* YOUR INSTRUCTIONS *
From the listing below, pull each line that includes "застройщика".

* DATASET ROWS *
■ ■ ■ ■ ■
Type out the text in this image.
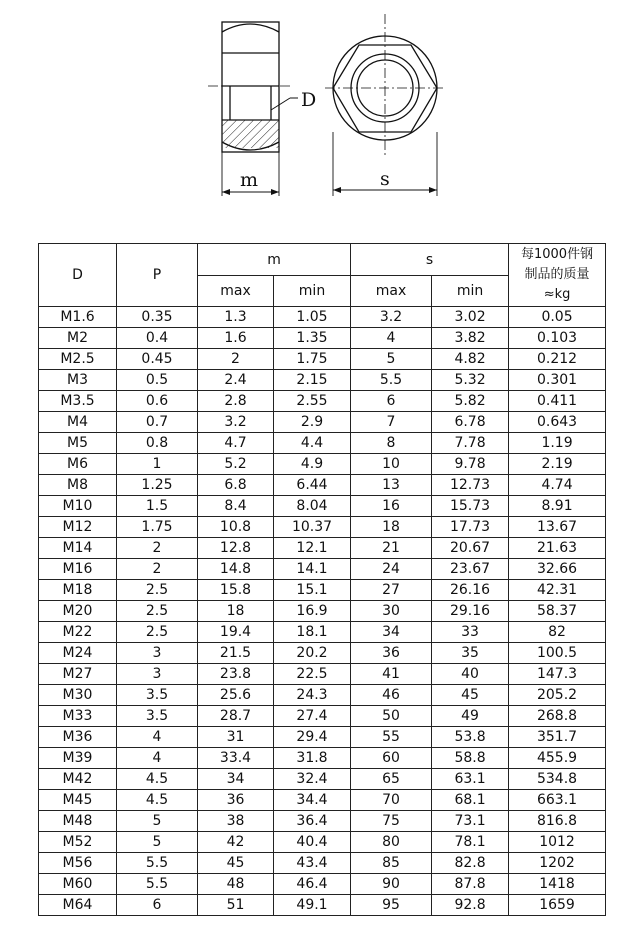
D
m	s
D	P	m		s		每1000件钢
制品的质量
≈kg

		max	min	max	min	
M1.6	0.35	1.3	1.05	3.2	3.02	0.05
M2	0.4	1.6	1.35	4	3.82	0.103
M2.5	0.45	2	1.75	5	4.82	0.212
M3	0.5	2.4	2.15	5.5	5.32	0.301
M3.5	0.6	2.8	2.55	6	5.82	0.411
M4	0.7	3.2	2.9	7	6.78	0.643
M5	0.8	4.7	4.4	8	7.78	1.19
M6	1	5.2	4.9	10	9.78	2.19
M8	1.25	6.8	6.44	13	12.73	4.74
M10	1.5	8.4	8.04	16	15.73	8.91
M12	1.75	10.8	10.37	18	17.73	13.67
M14	2	12.8	12.1	21	20.67	21.63
M16	2	14.8	14.1	24	23.67	32.66
M18	2.5	15.8	15.1	27	26.16	42.31
M20	2.5	18	16.9	30	29.16	58.37
M22	2.5	19.4	18.1	34	33	82
M24	3	21.5	20.2	36	35	100.5
M27	3	23.8	22.5	41	40	147.3
M30	3.5	25.6	24.3	46	45	205.2
M33	3.5	28.7	27.4	50	49	268.8
M36	4	31	29.4	55	53.8	351.7
M39	4	33.4	31.8	60	58.8	455.9
M42	4.5	34	32.4	65	63.1	534.8
M45	4.5	36	34.4	70	68.1	663.1
M48	5	38	36.4	75	73.1	816.8
M52	5	42	40.4	80	78.1	1012
M56	5.5	45	43.4	85	82.8	1202
M60	5.5	48	46.4	90	87.8	1418
M64	6	51	49.1	95	92.8	1659
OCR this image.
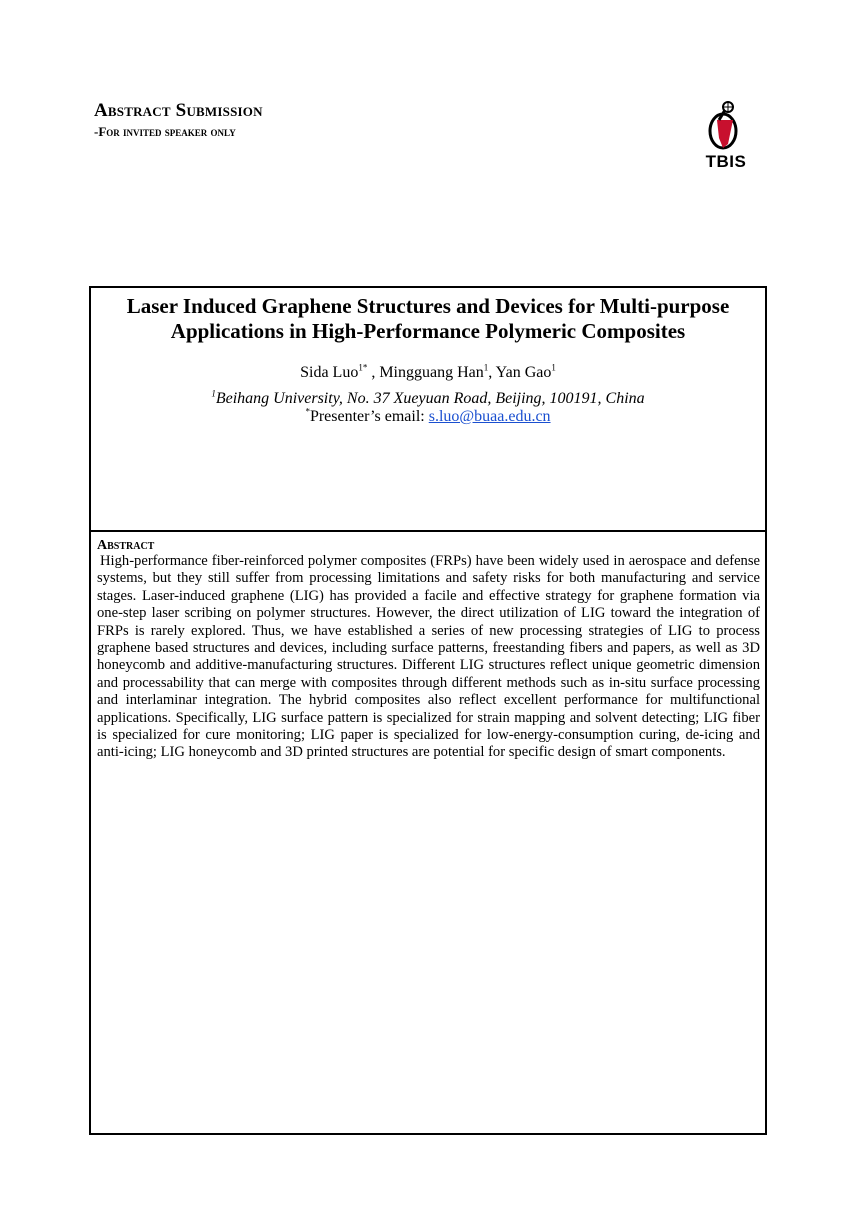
Abstract Submission
-For invited speaker only
TBIS
Laser Induced Graphene Structures and Devices for Multi-purpose Applications in High-Performance Polymeric Composites
Sida Luo$^{1*}$ , Mingguang Han$^1$, Yan Gao$^1$
$^1$Beihang University, No. 37 Xueyuan Road, Beijing, 100191, China
*Presenter’s email: s.luo@buaa.edu.cn
Abstract
High-performance fiber-reinforced polymer composites (FRPs) have been widely used in aerospace and defense systems, but they still suffer from processing limitations and safety risks for both manufacturing and service stages. Laser-induced graphene (LIG) has provided a facile and effective strategy for graphene formation via one-step laser scribing on polymer structures. However, the direct utilization of LIG toward the integration of FRPs is rarely explored. Thus, we have established a series of new processing strategies of LIG to process graphene based structures and devices, including surface patterns, freestanding fibers and papers, as well as 3D honeycomb and additive-manufacturing structures. Different LIG structures reflect unique geometric dimension and processability that can merge with composites through different methods such as in-situ surface processing and interlaminar integration. The hybrid composites also reflect excellent performance for multifunctional applications. Specifically, LIG surface pattern is specialized for strain mapping and solvent detecting; LIG fiber is specialized for cure monitoring; LIG paper is specialized for low-energy-consumption curing, de-icing and anti-icing; LIG honeycomb and 3D printed structures are potential for specific design of smart components.
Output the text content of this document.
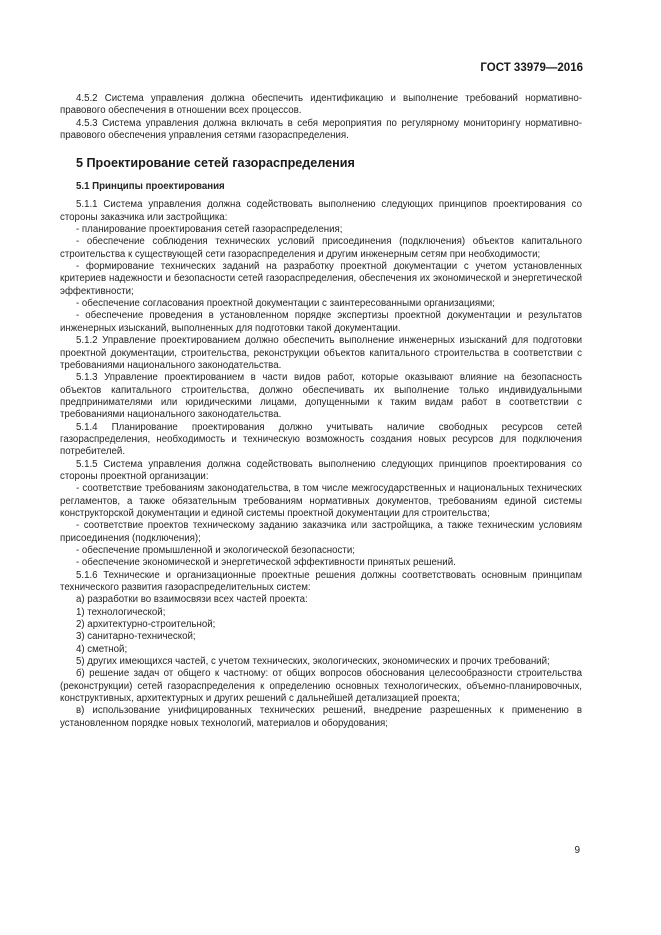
ГОСТ 33979—2016

4.5.2 Система управления должна обеспечить идентификацию и выполнение требований нормативно-правового обеспечения в отношении всех процессов.

4.5.3 Система управления должна включать в себя мероприятия по регулярному мониторингу нормативно-правового обеспечения управления сетями газораспределения.

5 Проектирование сетей газораспределения
5.1 Принципы проектирования

5.1.1 Система управления должна содействовать выполнению следующих принципов проектирования со стороны заказчика или застройщика:

- планирование проектирования сетей газораспределения;

- обеспечение соблюдения технических условий присоединения (подключения) объектов капитального строительства к существующей сети газораспределения и другим инженерным сетям при необходимости;

- формирование технических заданий на разработку проектной документации с учетом установленных критериев надежности и безопасности сетей газораспределения, обеспечения их экономической и энергетической эффективности;

- обеспечение согласования проектной документации с заинтересованными организациями;

- обеспечение проведения в установленном порядке экспертизы проектной документации и результатов инженерных изысканий, выполненных для подготовки такой документации.

5.1.2 Управление проектированием должно обеспечить выполнение инженерных изысканий для подготовки проектной документации, строительства, реконструкции объектов капитального строительства в соответствии с требованиями национального законодательства.

5.1.3 Управление проектированием в части видов работ, которые оказывают влияние на безопасность объектов капитального строительства, должно обеспечивать их выполнение только индивидуальными предпринимателями или юридическими лицами, допущенными к таким видам работ в соответствии с требованиями национального законодательства.

5.1.4 Планирование проектирования должно учитывать наличие свободных ресурсов сетей газораспределения, необходимость и техническую возможность создания новых ресурсов для подключения потребителей.

5.1.5 Система управления должна содействовать выполнению следующих принципов проектирования со стороны проектной организации:

- соответствие требованиям законодательства, в том числе межгосударственных и национальных технических регламентов, а также обязательным требованиям нормативных документов, требованиям единой системы конструкторской документации и единой системы проектной документации для строительства;

- соответствие проектов техническому заданию заказчика или застройщика, а также техническим условиям присоединения (подключения);

- обеспечение промышленной и экологической безопасности;

- обеспечение экономической и энергетической эффективности принятых решений.

5.1.6 Технические и организационные проектные решения должны соответствовать основным принципам технического развития газораспределительных систем:

а) разработки во взаимосвязи всех частей проекта:

1) технологической;

2) архитектурно-строительной;

3) санитарно-технической;

4) сметной;

5) других имеющихся частей, с учетом технических, экологических, экономических и прочих требований;

б) решение задач от общего к частному: от общих вопросов обоснования целесообразности строительства (реконструкции) сетей газораспределения к определению основных технологических, объемно-планировочных, конструктивных, архитектурных и других решений с дальнейшей детализацией проекта;

в) использование унифицированных технических решений, внедрение разрешенных к применению в установленном порядке новых технологий, материалов и оборудования;

9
■ ■ ■ ■ ■
* THE OUTPUT *
5.1.1 Система управления должна содействовать выполнению следующих принципов проектирования со стороны заказчика или застройщика:
- соответствие проектов техническому заданию заказчика или застройщика, а также техническим условиям присоединения (подключения);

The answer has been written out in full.